_PROBLEM_
Look through the records below, and copy out every line that holds the string "million".

[Extracts from a graphics dataset]
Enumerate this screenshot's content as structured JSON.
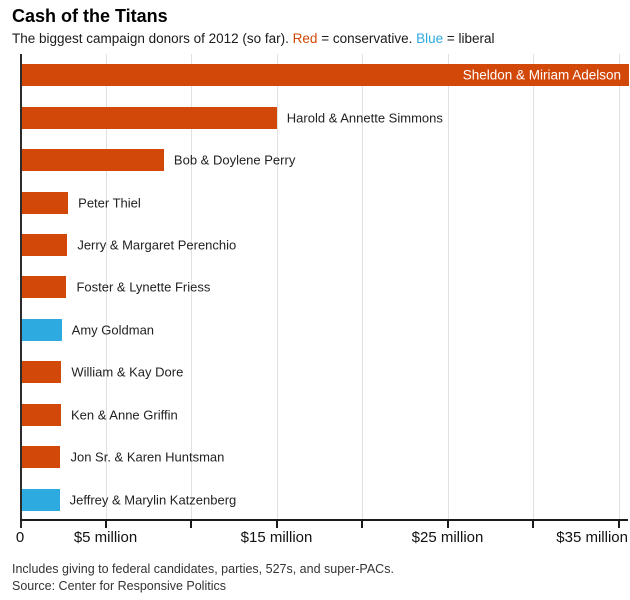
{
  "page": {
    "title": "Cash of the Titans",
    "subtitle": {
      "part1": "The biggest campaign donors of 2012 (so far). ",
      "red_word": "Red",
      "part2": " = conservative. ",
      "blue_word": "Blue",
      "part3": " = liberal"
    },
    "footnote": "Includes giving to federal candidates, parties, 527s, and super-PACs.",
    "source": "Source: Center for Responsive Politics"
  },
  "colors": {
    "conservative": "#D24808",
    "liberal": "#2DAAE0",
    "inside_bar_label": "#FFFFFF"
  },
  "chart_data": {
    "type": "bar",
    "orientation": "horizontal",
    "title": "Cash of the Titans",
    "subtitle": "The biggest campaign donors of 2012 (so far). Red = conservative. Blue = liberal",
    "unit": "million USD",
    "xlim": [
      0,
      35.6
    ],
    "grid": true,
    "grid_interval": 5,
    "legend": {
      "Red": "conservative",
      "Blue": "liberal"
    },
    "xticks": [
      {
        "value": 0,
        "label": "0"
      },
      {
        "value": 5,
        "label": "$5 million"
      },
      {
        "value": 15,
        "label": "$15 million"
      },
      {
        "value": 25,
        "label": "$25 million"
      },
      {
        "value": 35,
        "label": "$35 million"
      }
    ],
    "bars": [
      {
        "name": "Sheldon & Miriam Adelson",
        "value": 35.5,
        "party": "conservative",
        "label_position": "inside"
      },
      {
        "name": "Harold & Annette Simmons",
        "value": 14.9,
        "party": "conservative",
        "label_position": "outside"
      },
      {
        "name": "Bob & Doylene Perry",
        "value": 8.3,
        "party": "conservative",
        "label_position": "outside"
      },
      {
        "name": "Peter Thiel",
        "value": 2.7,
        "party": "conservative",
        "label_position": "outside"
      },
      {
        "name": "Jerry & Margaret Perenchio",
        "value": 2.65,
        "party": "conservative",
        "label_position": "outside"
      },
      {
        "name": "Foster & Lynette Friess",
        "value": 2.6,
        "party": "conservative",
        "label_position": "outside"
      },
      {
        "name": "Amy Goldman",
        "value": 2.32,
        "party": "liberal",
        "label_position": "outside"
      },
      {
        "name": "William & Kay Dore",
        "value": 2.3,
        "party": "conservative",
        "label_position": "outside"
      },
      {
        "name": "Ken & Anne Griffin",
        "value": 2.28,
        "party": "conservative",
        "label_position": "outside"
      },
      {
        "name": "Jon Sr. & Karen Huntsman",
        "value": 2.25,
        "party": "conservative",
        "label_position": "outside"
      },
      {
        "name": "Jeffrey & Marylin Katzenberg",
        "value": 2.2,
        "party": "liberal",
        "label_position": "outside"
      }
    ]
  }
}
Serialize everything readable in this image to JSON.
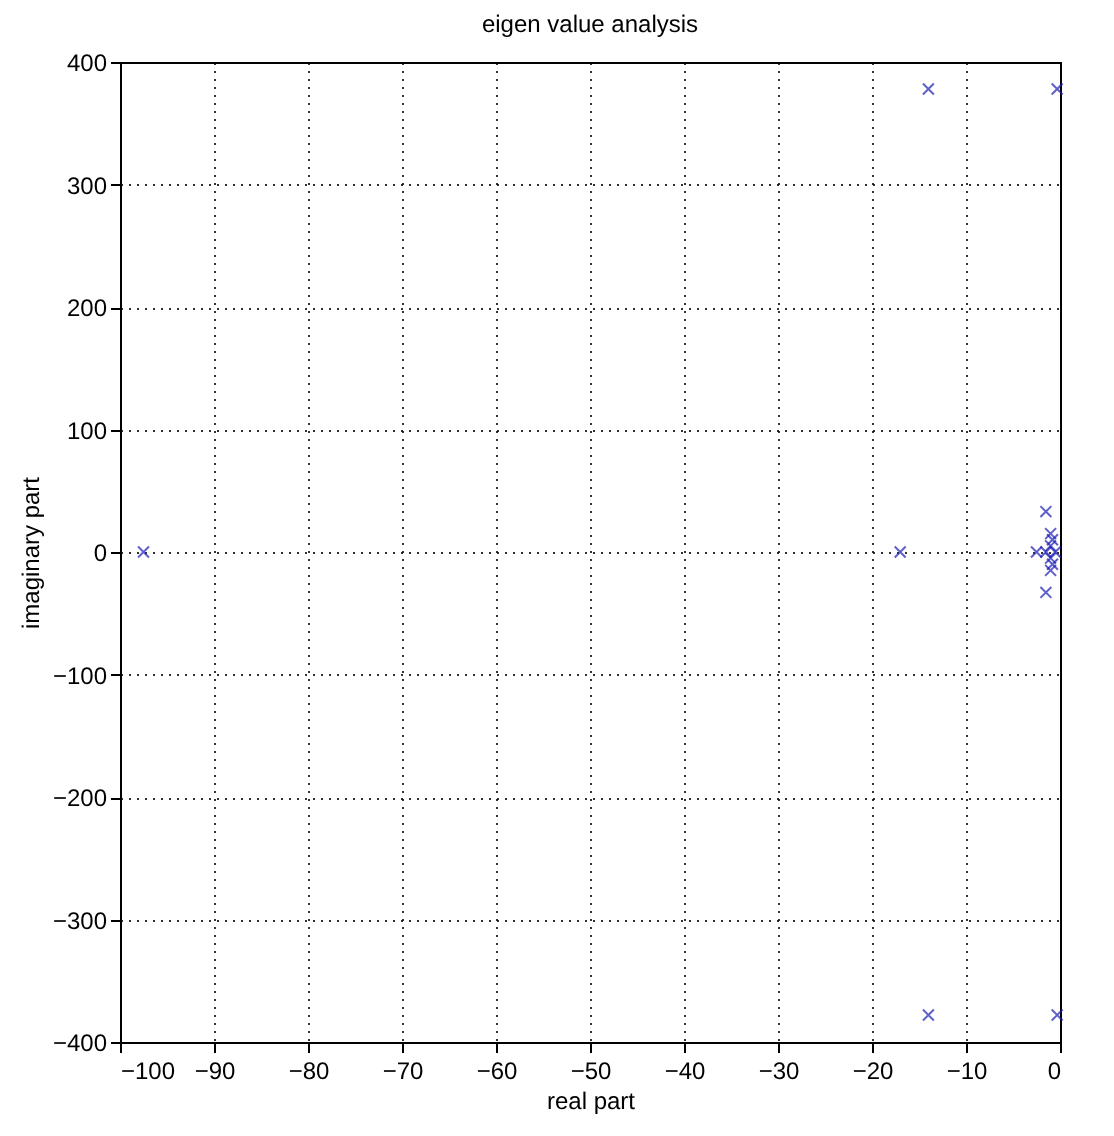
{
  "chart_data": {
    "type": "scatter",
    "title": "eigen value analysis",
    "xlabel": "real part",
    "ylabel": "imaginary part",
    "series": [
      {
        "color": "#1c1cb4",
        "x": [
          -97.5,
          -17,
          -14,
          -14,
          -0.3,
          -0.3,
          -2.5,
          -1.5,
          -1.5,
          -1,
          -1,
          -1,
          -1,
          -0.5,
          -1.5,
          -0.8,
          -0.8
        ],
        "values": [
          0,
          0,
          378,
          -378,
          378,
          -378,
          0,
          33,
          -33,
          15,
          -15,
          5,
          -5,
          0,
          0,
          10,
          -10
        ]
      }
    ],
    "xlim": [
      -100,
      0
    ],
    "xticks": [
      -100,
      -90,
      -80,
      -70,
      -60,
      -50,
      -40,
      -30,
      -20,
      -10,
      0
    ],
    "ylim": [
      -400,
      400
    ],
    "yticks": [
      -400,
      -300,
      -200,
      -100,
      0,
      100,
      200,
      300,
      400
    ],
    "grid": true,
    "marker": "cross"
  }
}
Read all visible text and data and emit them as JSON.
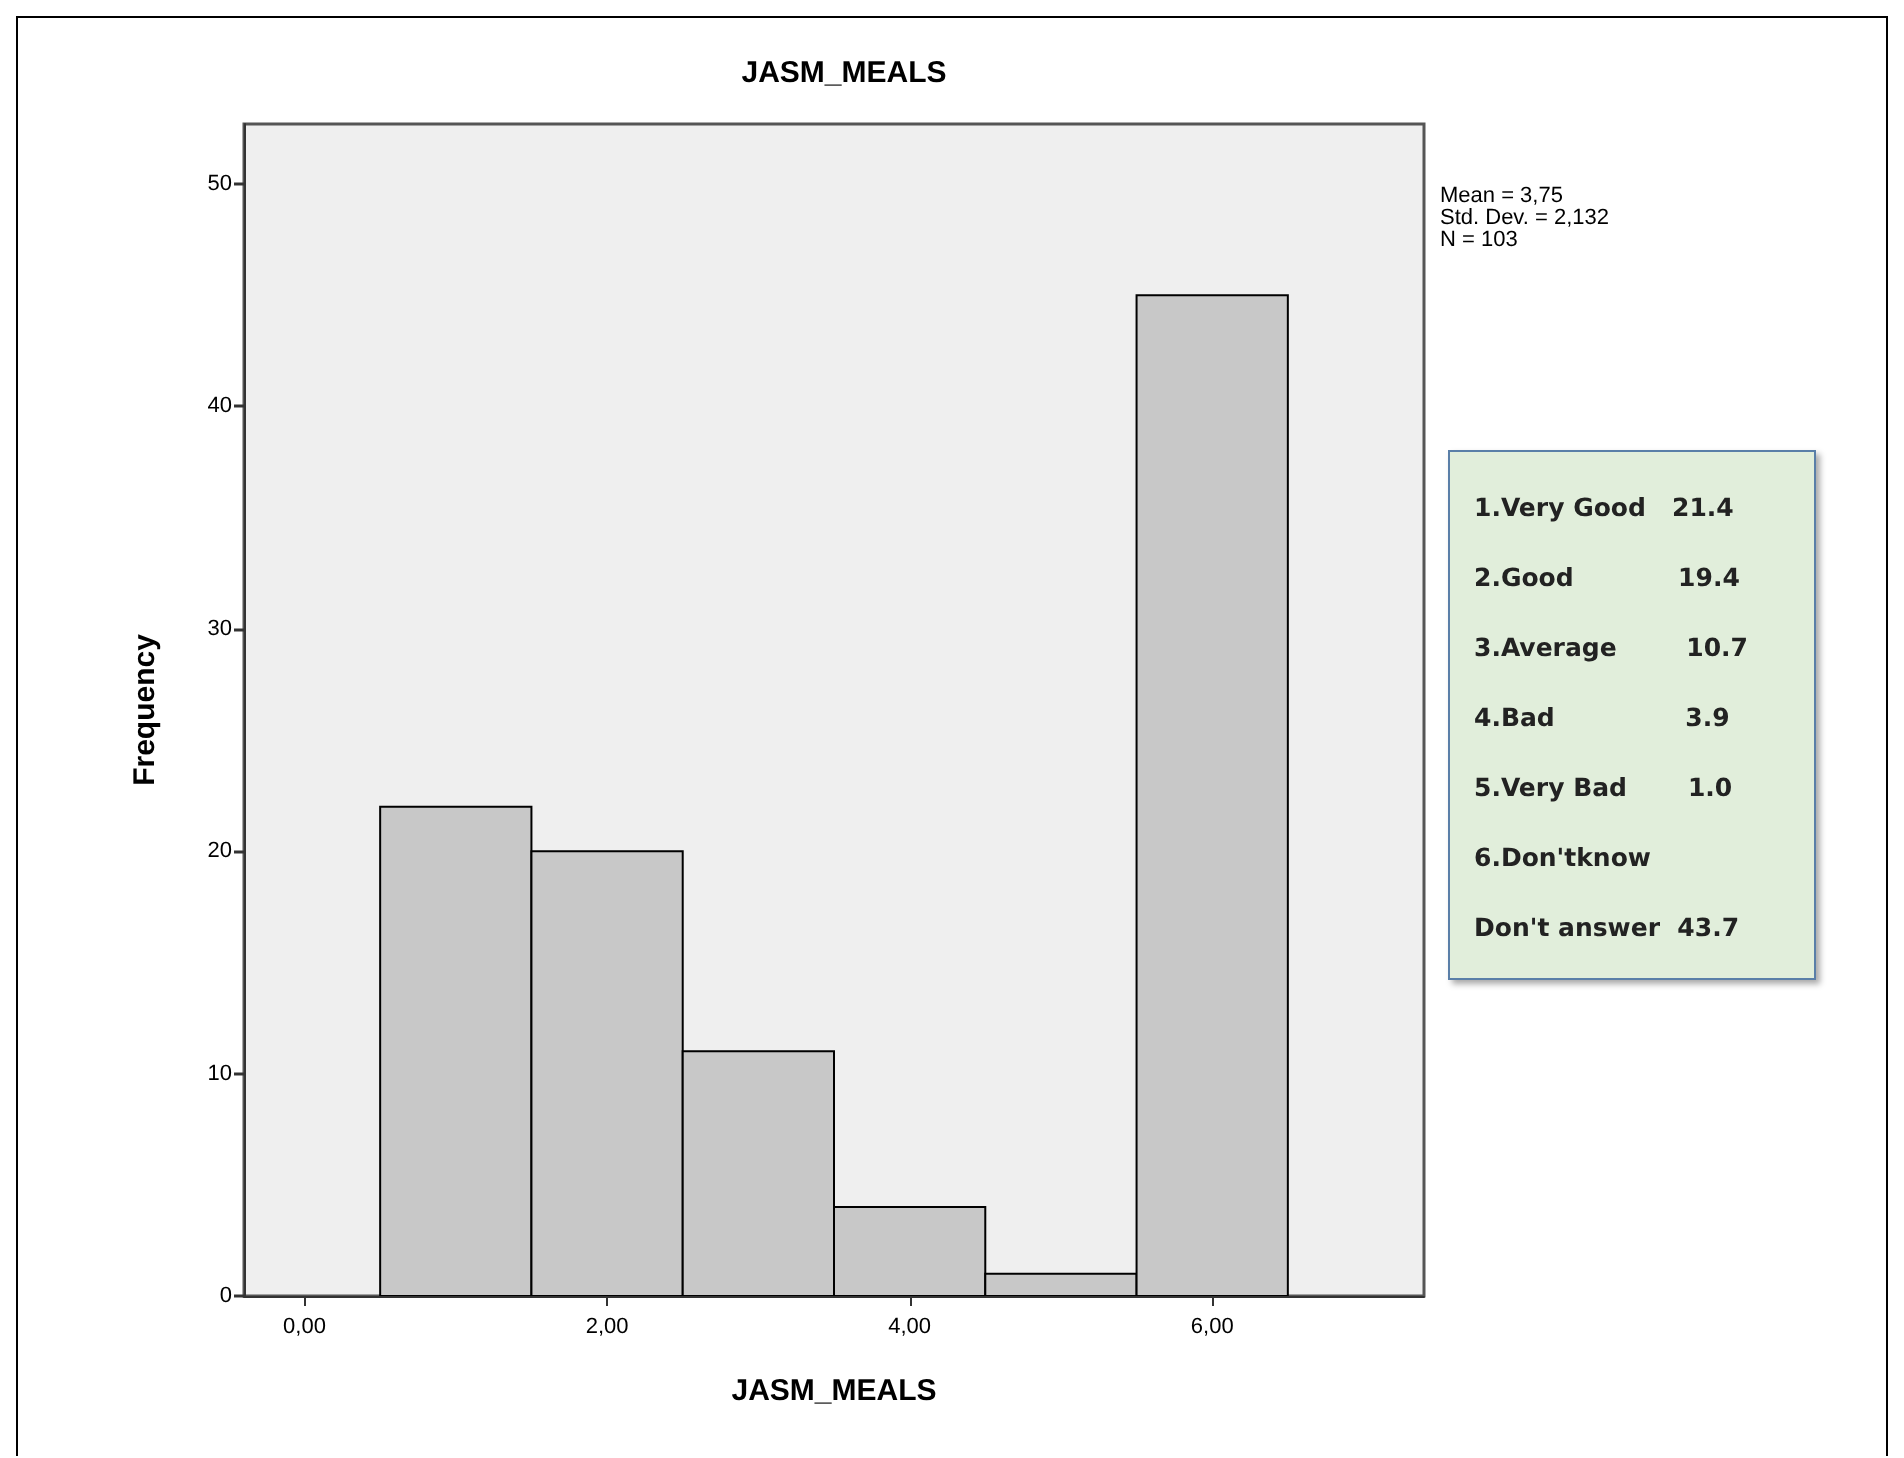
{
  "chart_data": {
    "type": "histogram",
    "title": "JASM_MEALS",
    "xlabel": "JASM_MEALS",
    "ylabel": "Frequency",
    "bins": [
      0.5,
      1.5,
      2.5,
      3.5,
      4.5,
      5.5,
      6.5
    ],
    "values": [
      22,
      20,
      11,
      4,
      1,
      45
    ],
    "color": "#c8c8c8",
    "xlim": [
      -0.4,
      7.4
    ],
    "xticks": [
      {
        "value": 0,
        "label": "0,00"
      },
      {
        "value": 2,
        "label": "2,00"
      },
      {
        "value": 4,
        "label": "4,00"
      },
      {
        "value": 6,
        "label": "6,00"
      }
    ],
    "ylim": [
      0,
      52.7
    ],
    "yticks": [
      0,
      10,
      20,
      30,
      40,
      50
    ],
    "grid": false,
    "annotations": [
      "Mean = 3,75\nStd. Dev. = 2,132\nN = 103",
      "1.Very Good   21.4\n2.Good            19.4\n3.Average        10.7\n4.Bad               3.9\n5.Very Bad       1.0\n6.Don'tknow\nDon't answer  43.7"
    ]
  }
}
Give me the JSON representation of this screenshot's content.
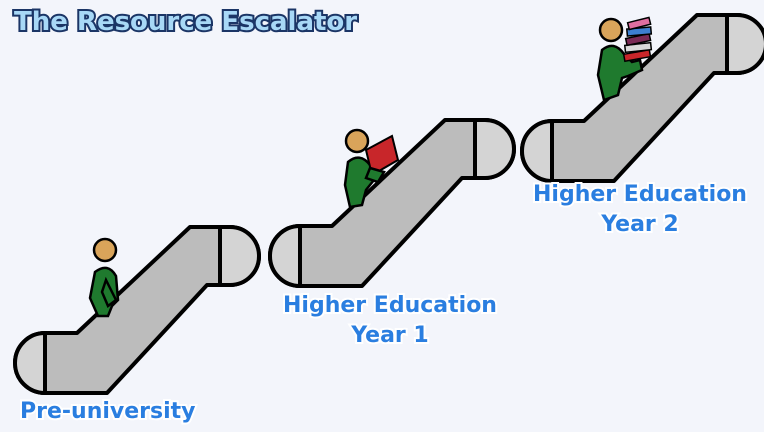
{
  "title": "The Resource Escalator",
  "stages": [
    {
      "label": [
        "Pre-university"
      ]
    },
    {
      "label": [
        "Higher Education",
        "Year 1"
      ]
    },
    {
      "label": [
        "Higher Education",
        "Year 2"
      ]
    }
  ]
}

_COMPLETE ANSWER_
    "unit": "million USD",
        "label": "$5 million"
        "label": "$15 million"
        "label": "$25 million"
        "label": "$35 million"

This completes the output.